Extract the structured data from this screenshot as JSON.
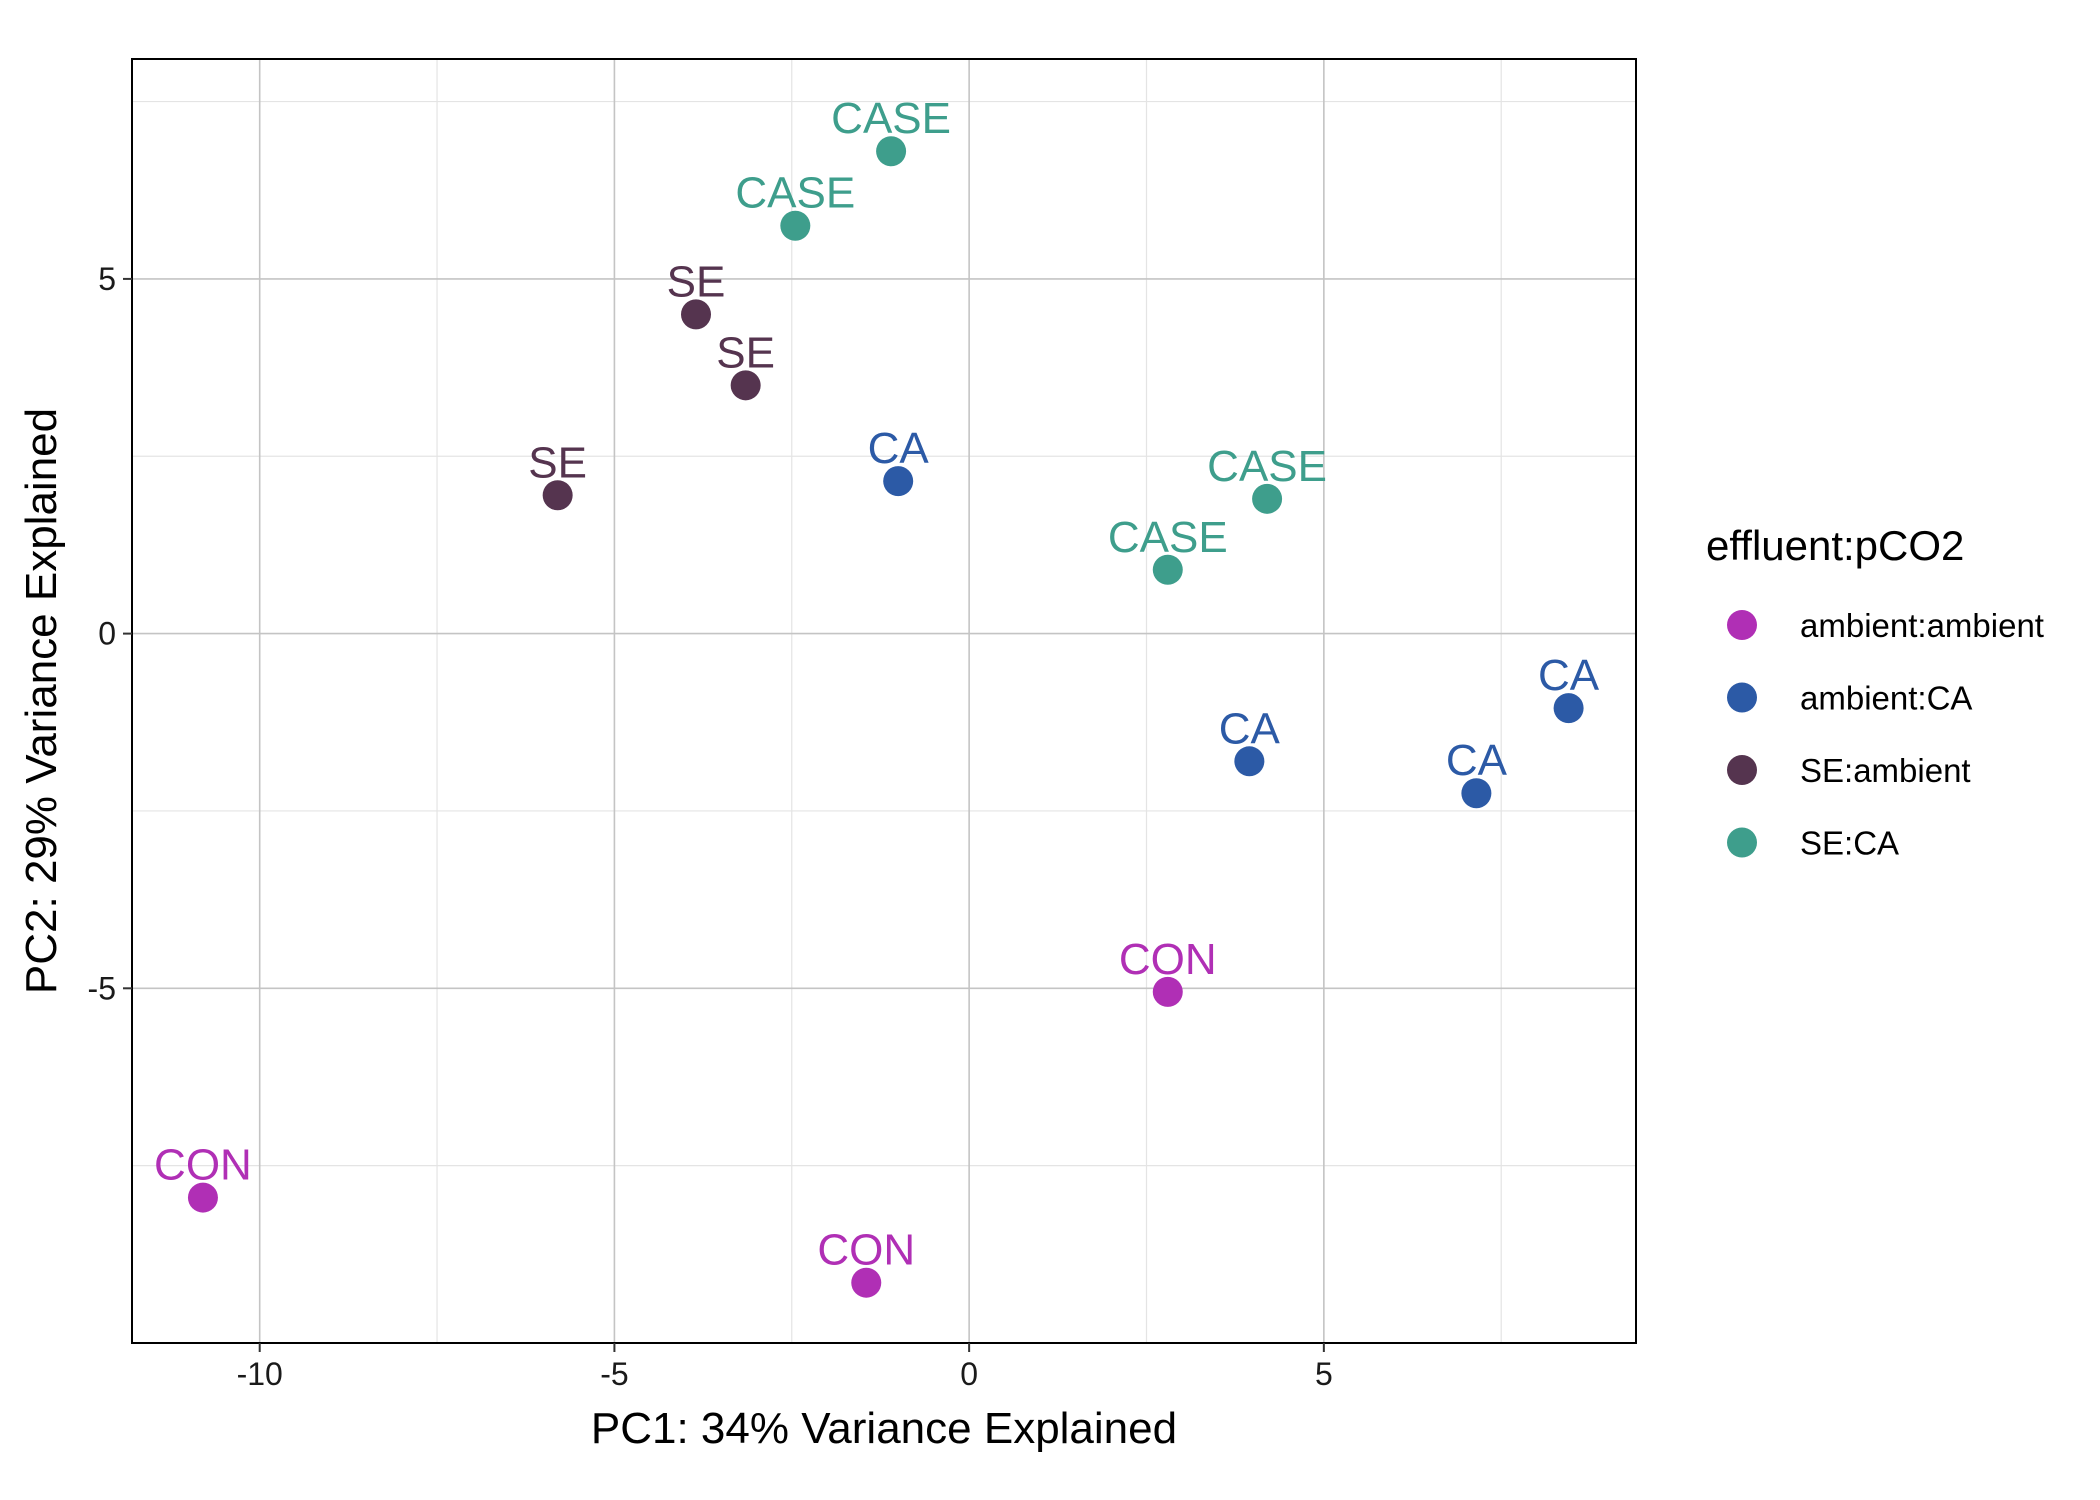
{
  "chart_data": {
    "type": "scatter",
    "title": "",
    "xlabel": "PC1: 34% Variance Explained",
    "ylabel": "PC2: 29% Variance Explained",
    "xlim": [
      -11.8,
      9.4
    ],
    "ylim": [
      -10.0,
      8.1
    ],
    "x_major_ticks": [
      -10,
      -5,
      0,
      5
    ],
    "y_major_ticks": [
      -5,
      0,
      5
    ],
    "x_minor_ticks": [
      -7.5,
      -2.5,
      2.5,
      7.5
    ],
    "y_minor_ticks": [
      -7.5,
      -2.5,
      2.5,
      7.5
    ],
    "x_tick_labels": [
      "-10",
      "-5",
      "0",
      "5"
    ],
    "y_tick_labels": [
      "-5",
      "0",
      "5"
    ],
    "grid": true,
    "legend": {
      "title": "effluent:pCO2",
      "position": "right"
    },
    "series": [
      {
        "name": "ambient:ambient",
        "color": "#B02FB5",
        "points": [
          {
            "x": -10.8,
            "y": -7.95,
            "label": "CON"
          },
          {
            "x": -1.45,
            "y": -9.15,
            "label": "CON"
          },
          {
            "x": 2.8,
            "y": -5.05,
            "label": "CON"
          }
        ]
      },
      {
        "name": "ambient:CA",
        "color": "#2C5AA6",
        "points": [
          {
            "x": -1.0,
            "y": 2.15,
            "label": "CA"
          },
          {
            "x": 3.95,
            "y": -1.8,
            "label": "CA"
          },
          {
            "x": 7.15,
            "y": -2.25,
            "label": "CA"
          },
          {
            "x": 8.45,
            "y": -1.05,
            "label": "CA"
          }
        ]
      },
      {
        "name": "SE:ambient",
        "color": "#55344F",
        "points": [
          {
            "x": -3.85,
            "y": 4.5,
            "label": "SE"
          },
          {
            "x": -3.15,
            "y": 3.5,
            "label": "SE"
          },
          {
            "x": -5.8,
            "y": 1.95,
            "label": "SE"
          }
        ]
      },
      {
        "name": "SE:CA",
        "color": "#3E9E8C",
        "points": [
          {
            "x": -1.1,
            "y": 6.8,
            "label": "CASE"
          },
          {
            "x": -2.45,
            "y": 5.75,
            "label": "CASE"
          },
          {
            "x": 4.2,
            "y": 1.9,
            "label": "CASE"
          },
          {
            "x": 2.8,
            "y": 0.9,
            "label": "CASE"
          }
        ]
      }
    ]
  }
}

REQUIREMENT
List the lines of the entries that include "Explained".

ANSWER FOR THE TASK
    "xlabel": "PC1: 34% Variance Explained",
    "ylabel": "PC2: 29% Variance Explained",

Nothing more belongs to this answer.